• **WHAT YOU ARE ASKED TO DO**:
Please edit the items from the line with "Enumerate the UI" to the line with "sst-cell — [244, 190, 248, 194]" by replacing "velocity-arrow" with "flow-arrow", and return only those lines with nothing else changed.

• **DATA SECTION**:
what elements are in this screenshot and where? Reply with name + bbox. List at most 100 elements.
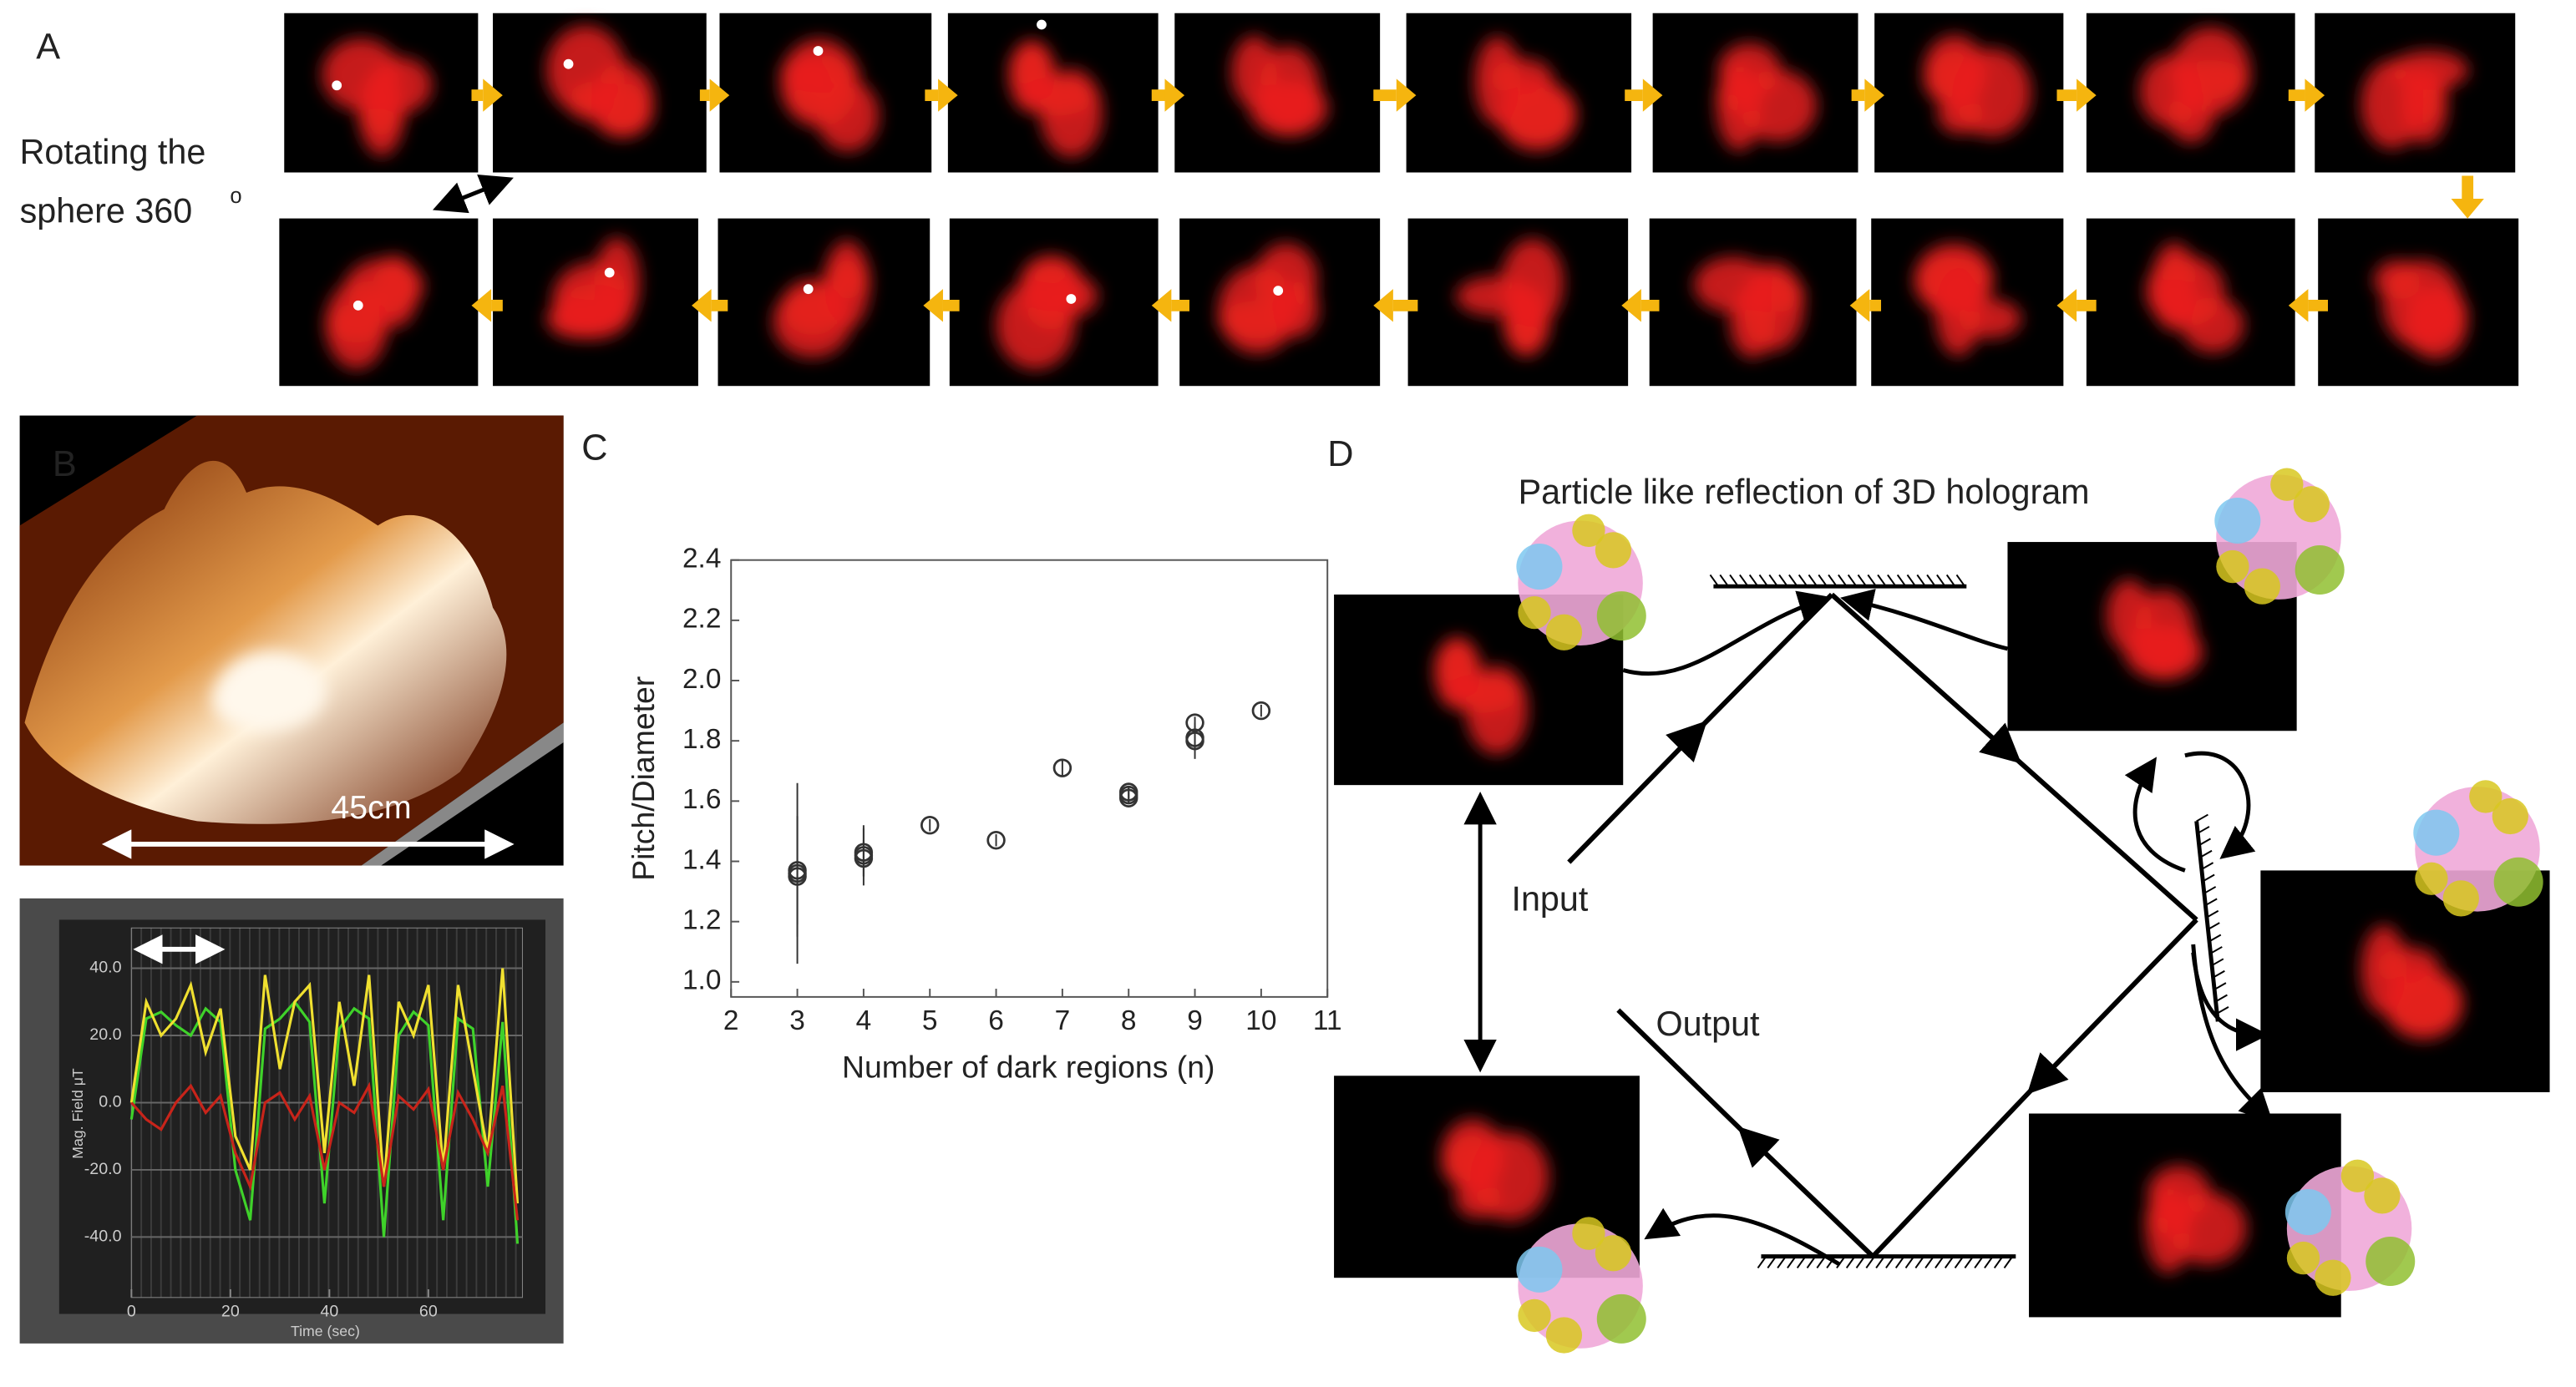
==
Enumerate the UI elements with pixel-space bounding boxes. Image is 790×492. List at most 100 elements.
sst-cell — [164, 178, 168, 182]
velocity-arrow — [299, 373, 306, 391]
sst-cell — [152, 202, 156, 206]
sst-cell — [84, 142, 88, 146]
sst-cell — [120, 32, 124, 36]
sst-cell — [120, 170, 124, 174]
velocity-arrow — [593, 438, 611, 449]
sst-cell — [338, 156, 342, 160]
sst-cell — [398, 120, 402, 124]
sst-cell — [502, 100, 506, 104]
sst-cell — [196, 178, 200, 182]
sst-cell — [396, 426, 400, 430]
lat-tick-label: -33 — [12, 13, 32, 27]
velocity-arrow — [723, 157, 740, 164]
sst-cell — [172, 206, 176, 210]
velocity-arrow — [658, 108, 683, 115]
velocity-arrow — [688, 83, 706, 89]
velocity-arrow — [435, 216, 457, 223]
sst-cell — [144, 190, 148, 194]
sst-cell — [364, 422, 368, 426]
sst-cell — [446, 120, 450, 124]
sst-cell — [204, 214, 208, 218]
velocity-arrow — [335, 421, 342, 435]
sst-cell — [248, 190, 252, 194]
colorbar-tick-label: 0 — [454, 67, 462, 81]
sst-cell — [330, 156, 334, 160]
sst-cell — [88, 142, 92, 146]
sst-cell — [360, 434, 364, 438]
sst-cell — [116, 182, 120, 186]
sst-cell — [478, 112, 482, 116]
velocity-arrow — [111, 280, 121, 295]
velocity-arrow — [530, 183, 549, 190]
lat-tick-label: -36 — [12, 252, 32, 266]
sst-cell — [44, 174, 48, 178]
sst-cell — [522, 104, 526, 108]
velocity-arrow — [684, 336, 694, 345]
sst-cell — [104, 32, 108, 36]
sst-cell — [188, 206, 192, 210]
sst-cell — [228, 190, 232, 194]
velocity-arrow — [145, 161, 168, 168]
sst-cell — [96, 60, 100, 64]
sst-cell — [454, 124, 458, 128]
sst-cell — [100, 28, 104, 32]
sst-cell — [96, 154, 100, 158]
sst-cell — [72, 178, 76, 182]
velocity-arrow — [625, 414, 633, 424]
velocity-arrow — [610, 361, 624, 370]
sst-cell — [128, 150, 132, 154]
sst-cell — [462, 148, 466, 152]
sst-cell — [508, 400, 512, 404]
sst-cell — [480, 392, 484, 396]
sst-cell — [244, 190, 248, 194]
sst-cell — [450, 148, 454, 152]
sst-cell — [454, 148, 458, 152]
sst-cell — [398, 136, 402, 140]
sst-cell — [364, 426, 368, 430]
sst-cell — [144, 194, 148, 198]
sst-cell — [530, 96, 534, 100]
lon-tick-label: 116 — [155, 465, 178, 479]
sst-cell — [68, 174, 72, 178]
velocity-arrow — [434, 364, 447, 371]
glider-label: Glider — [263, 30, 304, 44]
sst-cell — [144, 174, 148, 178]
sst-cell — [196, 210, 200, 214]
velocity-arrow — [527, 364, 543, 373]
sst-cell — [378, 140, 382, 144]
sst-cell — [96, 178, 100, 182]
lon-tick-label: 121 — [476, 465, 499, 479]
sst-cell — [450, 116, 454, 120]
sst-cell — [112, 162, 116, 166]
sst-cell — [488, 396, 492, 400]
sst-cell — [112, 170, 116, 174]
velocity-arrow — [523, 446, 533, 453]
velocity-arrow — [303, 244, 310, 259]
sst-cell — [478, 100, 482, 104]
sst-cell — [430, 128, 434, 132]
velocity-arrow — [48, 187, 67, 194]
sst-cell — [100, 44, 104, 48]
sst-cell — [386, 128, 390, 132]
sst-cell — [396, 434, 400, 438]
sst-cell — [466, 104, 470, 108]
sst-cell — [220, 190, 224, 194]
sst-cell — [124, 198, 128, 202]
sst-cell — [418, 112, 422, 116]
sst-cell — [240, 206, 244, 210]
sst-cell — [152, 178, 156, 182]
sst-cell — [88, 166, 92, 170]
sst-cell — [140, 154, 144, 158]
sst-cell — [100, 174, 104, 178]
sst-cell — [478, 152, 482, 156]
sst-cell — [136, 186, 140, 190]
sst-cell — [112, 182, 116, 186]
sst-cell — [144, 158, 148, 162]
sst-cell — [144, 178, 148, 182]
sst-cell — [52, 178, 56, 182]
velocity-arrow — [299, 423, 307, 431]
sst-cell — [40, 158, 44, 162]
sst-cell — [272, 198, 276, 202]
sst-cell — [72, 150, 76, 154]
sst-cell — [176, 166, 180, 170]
==
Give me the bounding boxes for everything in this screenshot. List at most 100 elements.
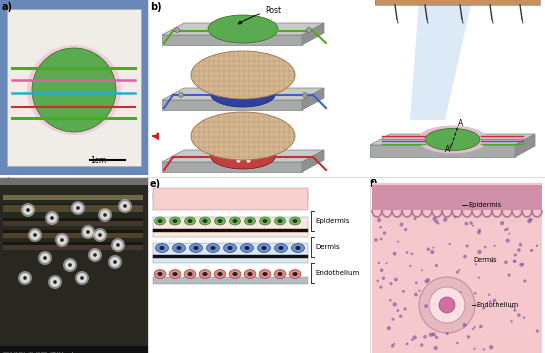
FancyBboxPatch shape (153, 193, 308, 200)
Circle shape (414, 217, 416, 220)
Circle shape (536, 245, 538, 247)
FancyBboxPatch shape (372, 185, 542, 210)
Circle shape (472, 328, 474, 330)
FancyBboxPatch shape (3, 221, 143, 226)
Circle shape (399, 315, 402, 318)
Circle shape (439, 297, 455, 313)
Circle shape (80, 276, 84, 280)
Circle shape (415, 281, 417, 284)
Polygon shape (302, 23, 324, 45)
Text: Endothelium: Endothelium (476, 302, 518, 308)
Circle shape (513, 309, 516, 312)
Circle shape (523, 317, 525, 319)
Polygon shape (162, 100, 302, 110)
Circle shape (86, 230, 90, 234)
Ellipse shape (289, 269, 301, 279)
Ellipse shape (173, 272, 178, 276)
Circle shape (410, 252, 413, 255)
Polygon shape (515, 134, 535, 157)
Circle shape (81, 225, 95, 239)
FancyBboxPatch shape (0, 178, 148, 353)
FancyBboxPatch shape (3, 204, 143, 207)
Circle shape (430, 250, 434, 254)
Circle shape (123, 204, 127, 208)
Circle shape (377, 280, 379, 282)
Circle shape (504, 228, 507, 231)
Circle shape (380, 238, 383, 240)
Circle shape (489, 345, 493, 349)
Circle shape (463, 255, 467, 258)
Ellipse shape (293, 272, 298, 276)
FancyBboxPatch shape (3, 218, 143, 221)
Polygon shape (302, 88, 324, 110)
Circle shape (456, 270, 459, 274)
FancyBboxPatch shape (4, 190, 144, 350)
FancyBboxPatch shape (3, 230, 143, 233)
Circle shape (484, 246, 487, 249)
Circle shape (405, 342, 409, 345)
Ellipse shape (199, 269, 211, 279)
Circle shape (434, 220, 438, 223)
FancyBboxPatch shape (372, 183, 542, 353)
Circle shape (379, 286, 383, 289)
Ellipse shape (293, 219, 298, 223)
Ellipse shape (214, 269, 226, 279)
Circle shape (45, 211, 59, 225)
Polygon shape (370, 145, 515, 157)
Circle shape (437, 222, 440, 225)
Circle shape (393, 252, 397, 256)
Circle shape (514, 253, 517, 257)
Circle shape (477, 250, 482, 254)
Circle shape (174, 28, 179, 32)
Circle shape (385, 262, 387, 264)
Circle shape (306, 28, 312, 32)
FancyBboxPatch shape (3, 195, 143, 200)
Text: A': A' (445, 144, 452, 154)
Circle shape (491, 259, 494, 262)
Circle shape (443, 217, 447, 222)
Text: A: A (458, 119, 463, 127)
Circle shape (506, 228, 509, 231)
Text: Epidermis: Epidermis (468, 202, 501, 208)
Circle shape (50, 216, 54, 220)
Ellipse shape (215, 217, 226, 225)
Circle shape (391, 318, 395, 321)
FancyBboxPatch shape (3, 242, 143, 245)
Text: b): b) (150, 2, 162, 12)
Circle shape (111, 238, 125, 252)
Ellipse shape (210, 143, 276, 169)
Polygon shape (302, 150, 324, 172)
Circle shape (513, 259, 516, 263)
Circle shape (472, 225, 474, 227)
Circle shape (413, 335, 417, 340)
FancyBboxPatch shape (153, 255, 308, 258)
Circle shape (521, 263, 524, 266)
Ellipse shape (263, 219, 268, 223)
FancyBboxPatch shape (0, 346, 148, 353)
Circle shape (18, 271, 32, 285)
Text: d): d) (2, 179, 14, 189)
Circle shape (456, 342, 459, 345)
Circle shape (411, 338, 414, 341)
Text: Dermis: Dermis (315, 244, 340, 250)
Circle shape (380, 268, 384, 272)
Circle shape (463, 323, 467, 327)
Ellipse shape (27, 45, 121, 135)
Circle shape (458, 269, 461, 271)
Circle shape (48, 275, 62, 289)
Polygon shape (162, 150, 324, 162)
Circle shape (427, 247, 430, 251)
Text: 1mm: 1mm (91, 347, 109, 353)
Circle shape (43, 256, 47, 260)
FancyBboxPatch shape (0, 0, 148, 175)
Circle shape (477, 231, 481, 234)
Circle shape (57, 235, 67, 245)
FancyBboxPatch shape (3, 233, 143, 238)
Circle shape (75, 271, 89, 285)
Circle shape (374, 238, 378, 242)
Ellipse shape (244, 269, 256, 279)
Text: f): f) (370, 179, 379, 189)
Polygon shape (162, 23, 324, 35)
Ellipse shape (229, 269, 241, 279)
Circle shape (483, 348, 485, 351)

• **EXERCISE SOLUTION**:
Enumerate the UI elements with pixel-space bounding boxes. Image is 790×492. List at most 100 elements.
sst-cell — [164, 178, 168, 182]
flow-arrow — [299, 373, 306, 391]
sst-cell — [152, 202, 156, 206]
sst-cell — [84, 142, 88, 146]
sst-cell — [120, 32, 124, 36]
sst-cell — [120, 170, 124, 174]
flow-arrow — [593, 438, 611, 449]
sst-cell — [338, 156, 342, 160]
sst-cell — [398, 120, 402, 124]
sst-cell — [502, 100, 506, 104]
sst-cell — [196, 178, 200, 182]
sst-cell — [396, 426, 400, 430]
lat-tick-label: -33 — [12, 13, 32, 27]
flow-arrow — [723, 157, 740, 164]
sst-cell — [172, 206, 176, 210]
flow-arrow — [658, 108, 683, 115]
flow-arrow — [688, 83, 706, 89]
flow-arrow — [435, 216, 457, 223]
sst-cell — [144, 190, 148, 194]
sst-cell — [364, 422, 368, 426]
sst-cell — [446, 120, 450, 124]
sst-cell — [204, 214, 208, 218]
flow-arrow — [335, 421, 342, 435]
sst-cell — [248, 190, 252, 194]
colorbar-tick-label: 0 — [454, 67, 462, 81]
sst-cell — [330, 156, 334, 160]
sst-cell — [88, 142, 92, 146]
sst-cell — [360, 434, 364, 438]
sst-cell — [116, 182, 120, 186]
sst-cell — [478, 112, 482, 116]
flow-arrow — [111, 280, 121, 295]
flow-arrow — [530, 183, 549, 190]
lat-tick-label: -36 — [12, 252, 32, 266]
sst-cell — [44, 174, 48, 178]
sst-cell — [522, 104, 526, 108]
flow-arrow — [684, 336, 694, 345]
sst-cell — [104, 32, 108, 36]
sst-cell — [188, 206, 192, 210]
sst-cell — [228, 190, 232, 194]
flow-arrow — [145, 161, 168, 168]
sst-cell — [96, 60, 100, 64]
sst-cell — [454, 124, 458, 128]
sst-cell — [100, 28, 104, 32]
sst-cell — [96, 154, 100, 158]
sst-cell — [72, 178, 76, 182]
flow-arrow — [625, 414, 633, 424]
flow-arrow — [610, 361, 624, 370]
sst-cell — [128, 150, 132, 154]
sst-cell — [462, 148, 466, 152]
sst-cell — [508, 400, 512, 404]
sst-cell — [480, 392, 484, 396]
sst-cell — [244, 190, 248, 194]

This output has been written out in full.